>> begin THE INPUT
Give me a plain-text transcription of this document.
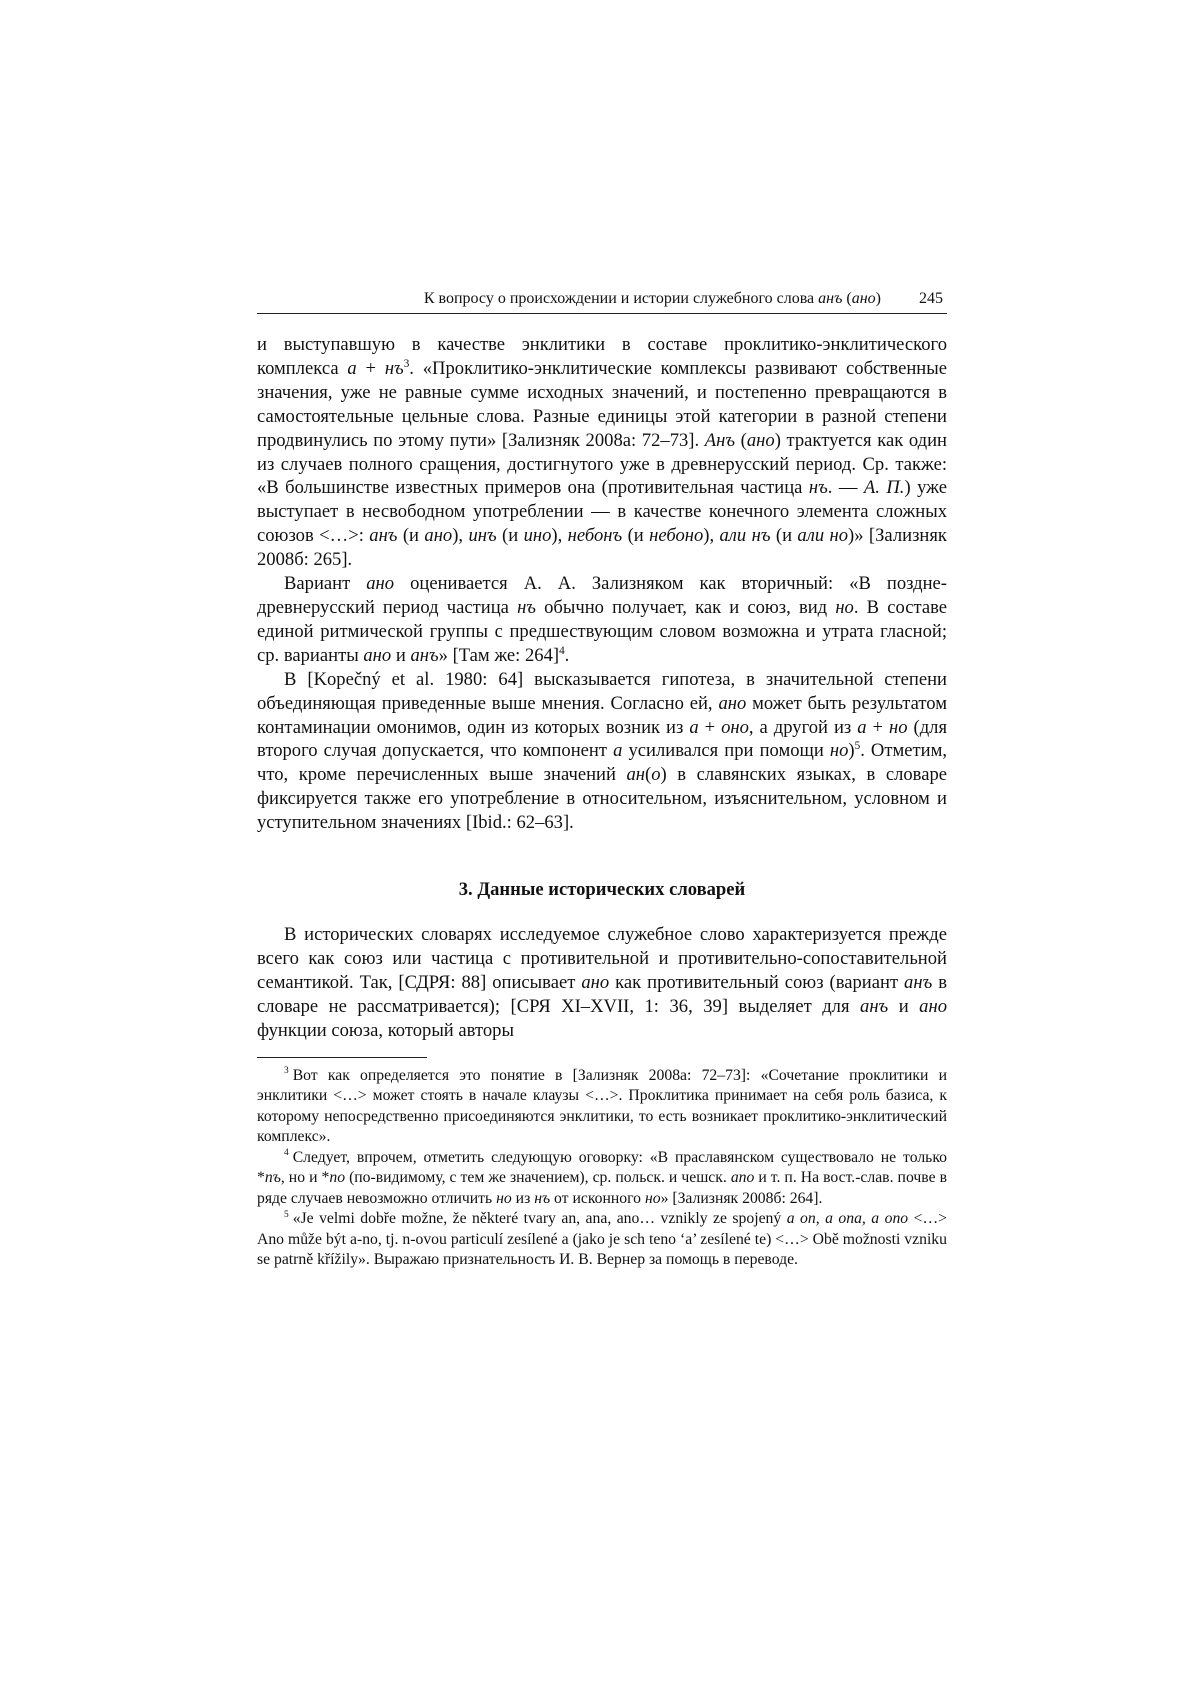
К вопросу о происхождении и истории служебного слова анъ (ано) 245

и выступавшую в качестве энклитики в составе проклитико-энклитического комплекса $а + нъ^3$. «Проклитико-энклитические комплексы развивают собственные значения, уже не равные сумме исходных значений, и постепенно превращаются в самостоятельные цельные слова. Разные единицы этой категории в разной степени продвинулись по этому пути» [Зализняк 2008а: 72–73]. Анъ (ано) трактуется как один из случаев полного сращения, достигнутого уже в древнерусский период. Ср. также: «В большинстве известных примеров она (противительная частица нъ. — А. П.) уже выступает в несвободном употреблении — в качестве конечного элемента сложных союзов <…>: анъ (и ано), инъ (и ино), небонъ (и небоно), али нъ (и али но)» [Зализняк 2008б: 265].

Вариант ано оценивается А. А. Зализняком как вторичный: «В позднедревнерусский период частица нъ обычно получает, как и союз, вид но. В составе единой ритмической группы с предшествующим словом возможна и утрата гласной; ср. варианты ано и анъ» [Там же: 264]$^4$.

В [Kopečný et al. 1980: 64] высказывается гипотеза, в значительной степени объединяющая приведенные выше мнения. Согласно ей, ано может быть результатом контаминации омонимов, один из которых возник из а + оно, а другой из а + но (для второго случая допускается, что компонент а усиливался при помощи но)$^5$. Отметим, что, кроме перечисленных выше значений ан(о) в славянских языках, в словаре фиксируется также его употребление в относительном, изъяснительном, условном и уступительном значениях [Ibid.: 62–63].

3. Данные исторических словарей

В исторических словарях исследуемое служебное слово характеризуется прежде всего как союз или частица с противительной и противительно-сопоставительной семантикой. Так, [СДРЯ: 88] описывает ано как противительный союз (вариант анъ в словаре не рассматривается); [СРЯ XI–XVII, 1: 36, 39] выделяет для анъ и ано функции союза, который авторы

$^3$ Вот как определяется это понятие в [Зализняк 2008а: 72–73]: «Сочетание проклитики и энклитики <…> может стоять в начале клаузы <…>. Проклитика принимает на себя роль базиса, к которому непосредственно присоединяются энклитики, то есть возникает проклитико-энклитический комплекс».

$^4$ Следует, впрочем, отметить следующую оговорку: «В праславянском существовало не только *nъ, но и *no (по-видимому, с тем же значением), ср. польск. и чешск. ano и т. п. На вост.-слав. почве в ряде случаев невозможно отличить но из нъ от исконного но» [Зализняк 2008б: 264].

$^5$ «Je velmi dobře možne, že některé tvary an, ana, ano… vznikly ze spojený a on, a ona, a ono <…> Ano může být a-no, tj. n-ovou particulí zesílené a (jako je sch teno ‘a’ zesílené te) <…> Obě možnosti vzniku se patrně křížily». Выражаю признательность И. В. Вернер за помощь в переводе.
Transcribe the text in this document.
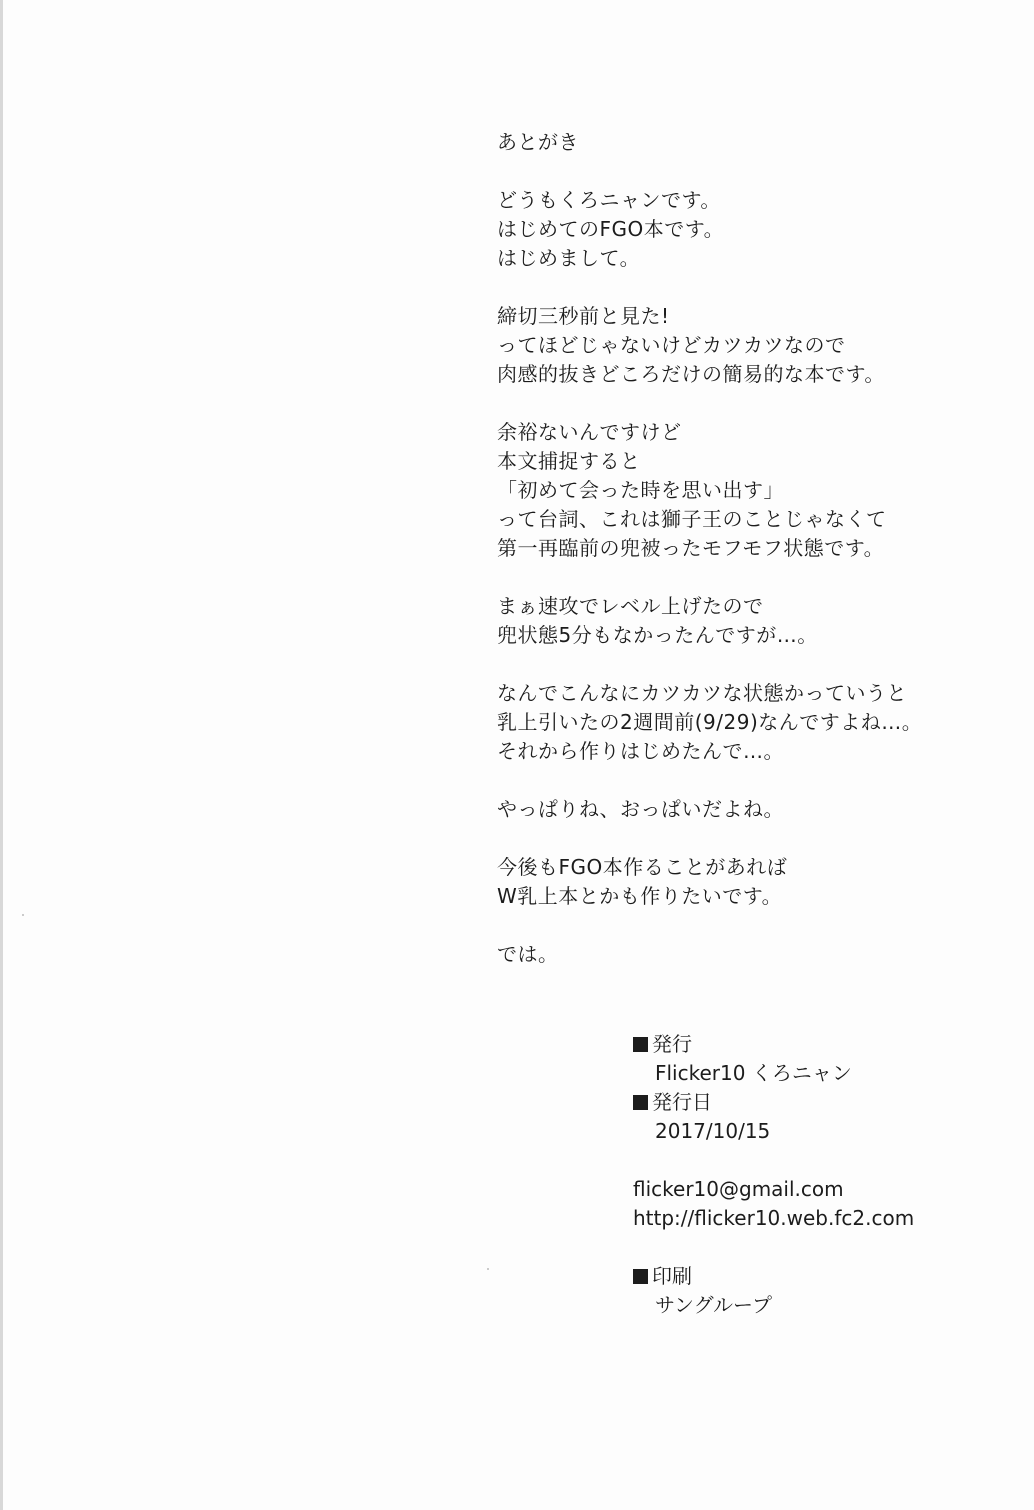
あとがき
どうもくろニャンです。
はじめてのFGO本です。
はじめまして。
締切三秒前と見た!
ってほどじゃないけどカツカツなので
肉感的抜きどころだけの簡易的な本です。
余裕ないんですけど
本文捕捉すると
「初めて会った時を思い出す」
って台詞、これは獅子王のことじゃなくて
第一再臨前の兜被ったモフモフ状態です。
まぁ速攻でレベル上げたので
兜状態5分もなかったんですが…。
なんでこんなにカツカツな状態かっていうと
乳上引いたの2週間前(9/29)なんですよね…。
それから作りはじめたんで…。
やっぱりね、おっぱいだよね。
今後もFGO本作ることがあれば
W乳上本とかも作りたいです。
では。
発行
Flicker10 くろニャン
発行日
2017/10/15
flicker10@gmail.com
http://flicker10.web.fc2.com
印刷
サングループ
>> end THE INPUT
(TASK DETAILS):
Write out the material above once more, exactly as it reads, with no pictures.

(TASK RESPONSE):
Give me a plain-text transcription of this document.
К вопросу о происхождении и истории служебного слова анъ (ано) 245

и выступавшую в качестве энклитики в составе проклитико-энклитического комплекса $а + нъ^3$. «Проклитико-энклитические комплексы развивают собственные значения, уже не равные сумме исходных значений, и постепенно превращаются в самостоятельные цельные слова. Разные единицы этой категории в разной степени продвинулись по этому пути» [Зализняк 2008а: 72–73]. Анъ (ано) трактуется как один из случаев полного сращения, достигнутого уже в древнерусский период. Ср. также: «В большинстве известных примеров она (противительная частица нъ. — А. П.) уже выступает в несвободном употреблении — в качестве конечного элемента сложных союзов <…>: анъ (и ано), инъ (и ино), небонъ (и небоно), али нъ (и али но)» [Зализняк 2008б: 265].

Вариант ано оценивается А. А. Зализняком как вторичный: «В позднедревнерусский период частица нъ обычно получает, как и союз, вид но. В составе единой ритмической группы с предшествующим словом возможна и утрата гласной; ср. варианты ано и анъ» [Там же: 264]$^4$.

В [Kopečný et al. 1980: 64] высказывается гипотеза, в значительной степени объединяющая приведенные выше мнения. Согласно ей, ано может быть результатом контаминации омонимов, один из которых возник из а + оно, а другой из а + но (для второго случая допускается, что компонент а усиливался при помощи но)$^5$. Отметим, что, кроме перечисленных выше значений ан(о) в славянских языках, в словаре фиксируется также его употребление в относительном, изъяснительном, условном и уступительном значениях [Ibid.: 62–63].

3. Данные исторических словарей

В исторических словарях исследуемое служебное слово характеризуется прежде всего как союз или частица с противительной и противительно-сопоставительной семантикой. Так, [СДРЯ: 88] описывает ано как противительный союз (вариант анъ в словаре не рассматривается); [СРЯ XI–XVII, 1: 36, 39] выделяет для анъ и ано функции союза, который авторы

$^3$ Вот как определяется это понятие в [Зализняк 2008а: 72–73]: «Сочетание проклитики и энклитики <…> может стоять в начале клаузы <…>. Проклитика принимает на себя роль базиса, к которому непосредственно присоединяются энклитики, то есть возникает проклитико-энклитический комплекс».

$^4$ Следует, впрочем, отметить следующую оговорку: «В праславянском существовало не только *nъ, но и *no (по-видимому, с тем же значением), ср. польск. и чешск. ano и т. п. На вост.-слав. почве в ряде случаев невозможно отличить но из нъ от исконного но» [Зализняк 2008б: 264].

$^5$ «Je velmi dobře možne, že některé tvary an, ana, ano… vznikly ze spojený a on, a ona, a ono <…> Ano může být a-no, tj. n-ovou particulí zesílené a (jako je sch teno ‘a’ zesílené te) <…> Obě možnosti vzniku se patrně křížily». Выражаю признательность И. В. Вернер за помощь в переводе.
Transcribe the text in this document.
あとがき
どうもくろニャンです。
はじめてのFGO本です。
はじめまして。
締切三秒前と見た!
ってほどじゃないけどカツカツなので
肉感的抜きどころだけの簡易的な本です。
余裕ないんですけど
本文捕捉すると
「初めて会った時を思い出す」
って台詞、これは獅子王のことじゃなくて
第一再臨前の兜被ったモフモフ状態です。
まぁ速攻でレベル上げたので
兜状態5分もなかったんですが…。
なんでこんなにカツカツな状態かっていうと
乳上引いたの2週間前(9/29)なんですよね…。
それから作りはじめたんで…。
やっぱりね、おっぱいだよね。
今後もFGO本作ることがあれば
W乳上本とかも作りたいです。
では。
発行
Flicker10 くろニャン
発行日
2017/10/15
flicker10@gmail.com
http://flicker10.web.fc2.com
印刷
サングループ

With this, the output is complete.